─── Passage
Yeah. Good morning. We're positioned well. I believe we've talked about many times here our subsurface expertise in the reservoirs that we've brought forth thus far. You know, it comes down to we're one of the largest holders, if not the largest, of seismic data, 3-D seismic in state of California. Obviously when you're characterizing these reservoirs, you have to know how they will act with CO₂, and you need the data, subsurface data to be able to do that, which we have. We're the largest holder. That then translates into us being the largest or one of the largest, depending on mineral and surface owners in the state.
You put that together, and you combine that with the skills and expertise of a company that's been focused on California for decades, and that is where our competitive advantage comes into play.
Great. Thanks for your time.
Again, if you have a question, please press star then one. Our next question will come from Eric Seeve with GoldenTree. Please go ahead.
Hey, guys. Congratulations on the favorable ruling in the Kern County EIR litigation. I understand that you guys are still working through the permitting process with the regulators there and are still working through your 2023 budget. My question is sort of a qualitative one, given that I know you're still working through those things. If you can achieve flat oil production with $300 million of D&C CapEx, on my numbers, it seems to imply really spectacular return on capital for the drilling program. My question is, what is your intent and what is your ability with respect to the drilling program in 2023? Are you—you know, if you can achieve such terrific return on capital, is there any intent to grow.
Do you have clarity yet on the permitting constraints? Would that be a constraint to growth? Thanks.
Hey, Eric Seeve, it's Francisco Leon. Yeah, we're still working through it. We had multiple different variations of the business plan for next year, anticipating a favorable resolution, but also thinking about, okay, what happens if it doesn't come through, right? We're looking at all the options. We're gonna deliver an optimized plan next year. We haven't come to a decision as to how many rigs and what the pacing of that's gonna be, right? We're focused on finishing the year strong, focusing on accelerating some of these wells that we felt could be impacted down the road. I think it's just a matter of we saw the ruling yesterday after the market closed, and we're working hard to provide more clarity.
──────
▸ **Prompt 1**
Decide whether each statement agrees with the call transcript: (a) the company calls itself the largest holder of seismic data in California; (b) Francisco Leon says the number of rigs for next year has been decided; (c) Leon says the ruling was seen yesterday after the market closed. For each, answer yes or no and quote the words that decide it.
▸ **Prompt 2**
In the call transcript, why does the company's subsurface data matter for characterizing reservoirs?
▸ **Prompt 3**
Pick up the call transcript where it stops and keep it going.
─── Data supplied
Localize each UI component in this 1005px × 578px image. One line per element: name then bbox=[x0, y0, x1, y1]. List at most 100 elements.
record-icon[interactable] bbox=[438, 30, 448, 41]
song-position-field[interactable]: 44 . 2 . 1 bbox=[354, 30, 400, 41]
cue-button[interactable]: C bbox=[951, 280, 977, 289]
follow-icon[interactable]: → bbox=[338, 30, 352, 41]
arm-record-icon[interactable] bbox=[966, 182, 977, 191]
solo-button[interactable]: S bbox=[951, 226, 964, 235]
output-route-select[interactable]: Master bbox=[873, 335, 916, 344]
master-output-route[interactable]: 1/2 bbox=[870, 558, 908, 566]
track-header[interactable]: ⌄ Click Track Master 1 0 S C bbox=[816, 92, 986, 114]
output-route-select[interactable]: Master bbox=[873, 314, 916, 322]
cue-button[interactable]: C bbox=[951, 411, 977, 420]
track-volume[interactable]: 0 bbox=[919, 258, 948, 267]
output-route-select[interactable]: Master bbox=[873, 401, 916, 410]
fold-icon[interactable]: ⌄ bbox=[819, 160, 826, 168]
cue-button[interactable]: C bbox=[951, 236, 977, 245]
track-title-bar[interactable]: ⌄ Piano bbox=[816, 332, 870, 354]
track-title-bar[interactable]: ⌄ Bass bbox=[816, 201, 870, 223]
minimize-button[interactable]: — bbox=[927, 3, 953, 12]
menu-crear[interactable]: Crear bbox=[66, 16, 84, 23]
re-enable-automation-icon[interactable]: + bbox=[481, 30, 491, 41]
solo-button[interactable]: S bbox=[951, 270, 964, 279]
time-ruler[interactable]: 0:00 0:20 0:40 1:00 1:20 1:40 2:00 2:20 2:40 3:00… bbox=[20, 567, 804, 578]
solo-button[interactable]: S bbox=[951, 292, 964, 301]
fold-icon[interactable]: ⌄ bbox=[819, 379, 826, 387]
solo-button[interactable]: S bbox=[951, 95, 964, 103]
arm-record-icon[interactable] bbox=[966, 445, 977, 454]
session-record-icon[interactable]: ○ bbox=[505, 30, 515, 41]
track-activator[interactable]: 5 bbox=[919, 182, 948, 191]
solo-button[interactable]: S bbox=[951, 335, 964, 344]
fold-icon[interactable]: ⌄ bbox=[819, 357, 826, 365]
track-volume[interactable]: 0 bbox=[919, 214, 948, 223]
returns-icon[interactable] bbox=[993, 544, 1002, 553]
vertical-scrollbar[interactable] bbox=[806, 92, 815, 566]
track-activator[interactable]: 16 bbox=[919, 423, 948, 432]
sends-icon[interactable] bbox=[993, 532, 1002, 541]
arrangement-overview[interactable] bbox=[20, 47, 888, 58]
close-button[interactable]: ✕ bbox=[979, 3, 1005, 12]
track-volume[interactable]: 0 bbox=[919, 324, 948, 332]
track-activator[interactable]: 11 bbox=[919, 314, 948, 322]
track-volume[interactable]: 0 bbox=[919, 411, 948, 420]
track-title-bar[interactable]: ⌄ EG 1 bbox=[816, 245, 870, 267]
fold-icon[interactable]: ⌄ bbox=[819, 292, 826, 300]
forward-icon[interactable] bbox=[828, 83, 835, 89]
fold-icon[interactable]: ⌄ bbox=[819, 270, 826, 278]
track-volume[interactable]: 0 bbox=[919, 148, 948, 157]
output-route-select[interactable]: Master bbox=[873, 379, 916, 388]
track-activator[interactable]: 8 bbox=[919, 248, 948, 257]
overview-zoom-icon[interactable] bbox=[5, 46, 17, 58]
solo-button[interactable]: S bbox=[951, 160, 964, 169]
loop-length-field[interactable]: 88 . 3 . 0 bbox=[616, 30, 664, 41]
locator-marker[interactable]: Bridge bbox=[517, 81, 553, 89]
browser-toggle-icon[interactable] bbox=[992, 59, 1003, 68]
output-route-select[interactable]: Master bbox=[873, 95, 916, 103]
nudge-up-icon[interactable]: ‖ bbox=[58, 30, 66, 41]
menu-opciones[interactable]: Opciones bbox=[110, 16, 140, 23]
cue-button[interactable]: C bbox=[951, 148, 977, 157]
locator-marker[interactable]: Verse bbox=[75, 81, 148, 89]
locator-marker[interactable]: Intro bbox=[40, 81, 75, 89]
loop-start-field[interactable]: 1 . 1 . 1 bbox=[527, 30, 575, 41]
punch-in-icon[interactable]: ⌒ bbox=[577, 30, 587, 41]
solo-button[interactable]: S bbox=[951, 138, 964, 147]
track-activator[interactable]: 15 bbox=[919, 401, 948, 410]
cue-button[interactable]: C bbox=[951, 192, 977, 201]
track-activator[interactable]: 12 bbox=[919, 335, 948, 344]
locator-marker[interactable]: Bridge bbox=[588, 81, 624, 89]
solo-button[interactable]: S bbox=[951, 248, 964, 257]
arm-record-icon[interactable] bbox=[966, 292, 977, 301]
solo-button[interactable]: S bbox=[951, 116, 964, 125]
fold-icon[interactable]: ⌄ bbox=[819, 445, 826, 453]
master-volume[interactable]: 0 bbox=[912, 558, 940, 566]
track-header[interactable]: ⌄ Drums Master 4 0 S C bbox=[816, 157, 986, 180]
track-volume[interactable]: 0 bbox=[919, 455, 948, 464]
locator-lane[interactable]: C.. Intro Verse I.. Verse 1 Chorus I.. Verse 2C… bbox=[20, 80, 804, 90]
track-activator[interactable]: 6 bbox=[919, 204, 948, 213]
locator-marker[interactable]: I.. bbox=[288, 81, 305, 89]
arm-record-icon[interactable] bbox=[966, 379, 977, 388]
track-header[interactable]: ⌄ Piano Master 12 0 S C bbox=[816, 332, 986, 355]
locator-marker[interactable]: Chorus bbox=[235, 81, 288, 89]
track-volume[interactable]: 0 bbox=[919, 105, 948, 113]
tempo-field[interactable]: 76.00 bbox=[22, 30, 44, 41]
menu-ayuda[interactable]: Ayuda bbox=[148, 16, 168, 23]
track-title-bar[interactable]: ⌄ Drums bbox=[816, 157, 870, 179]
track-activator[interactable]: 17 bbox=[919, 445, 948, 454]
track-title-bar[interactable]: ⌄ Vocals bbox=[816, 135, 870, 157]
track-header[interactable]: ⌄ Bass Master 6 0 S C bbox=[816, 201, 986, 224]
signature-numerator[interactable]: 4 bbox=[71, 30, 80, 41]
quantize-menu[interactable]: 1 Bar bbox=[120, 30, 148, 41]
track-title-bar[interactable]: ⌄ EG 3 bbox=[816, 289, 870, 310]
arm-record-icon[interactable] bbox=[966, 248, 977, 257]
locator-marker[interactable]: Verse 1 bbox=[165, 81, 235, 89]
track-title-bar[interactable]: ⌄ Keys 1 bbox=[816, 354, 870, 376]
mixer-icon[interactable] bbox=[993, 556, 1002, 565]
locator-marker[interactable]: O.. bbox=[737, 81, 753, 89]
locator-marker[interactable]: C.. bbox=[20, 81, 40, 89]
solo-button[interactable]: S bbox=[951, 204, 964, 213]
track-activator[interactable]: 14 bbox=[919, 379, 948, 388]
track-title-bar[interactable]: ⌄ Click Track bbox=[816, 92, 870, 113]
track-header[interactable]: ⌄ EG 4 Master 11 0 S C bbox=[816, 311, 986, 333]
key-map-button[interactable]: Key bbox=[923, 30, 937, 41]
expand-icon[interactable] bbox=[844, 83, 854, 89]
──────
▸ **Answer area 1**
(a) Yes: "We're the largest holder."
(b) No: "We haven't come to a decision as to how many rigs and what the pacing of that's gonna be, right?"
(c) Yes: "we saw the ruling yesterday after the market closed"

▸ **Answer area 2**
To characterize the reservoirs, the company has to know how they will act with CO₂. That requires subsurface data, which the company has as one of the largest holders of 3-D seismic data in California.

▸ **Answer area 3**
Okay, great. Thank you. My other question is on the Huntington Beach asset. You guys mentioned you're gonna do sort of an exploratory process with a small part of the real estate there. Just trying to get a rough sense of how big is that piece, and is it contiguous with the rest of it? I'm just curious how you sized it and how big it is and how you're thinking about that. Thanks.
Yeah. Hey, Eric. Yeah, we have a number of properties that are attractive future real estate developments. This one in particular is not contiguous to our bigger Huntington Beach strip, but it's close. It's within a few blocks. Also beachfront property, and that's where we expect. We think this is a very marketable property. It's an oil field today, but we'll do the work to get it in a position so that it tries to maximize real estate value. We're gonna work through that. It's like I said, beachfront property and I'll send you some pictures so you can look at it. It's right next to the oil field.
Great. How many acres is it?
It's one acre approximately.
Great. Hey, thanks a lot, guys.
Thanks, Eric.
This concludes our question-and-answer session. I would like to turn the conference back over to Mark McFarland for any closing remarks.
Well, great. Thanks, everyone for joining us, and we look forward to your continued support at CRC. Have a good day.
The conference has now concluded. Thank you for attending today.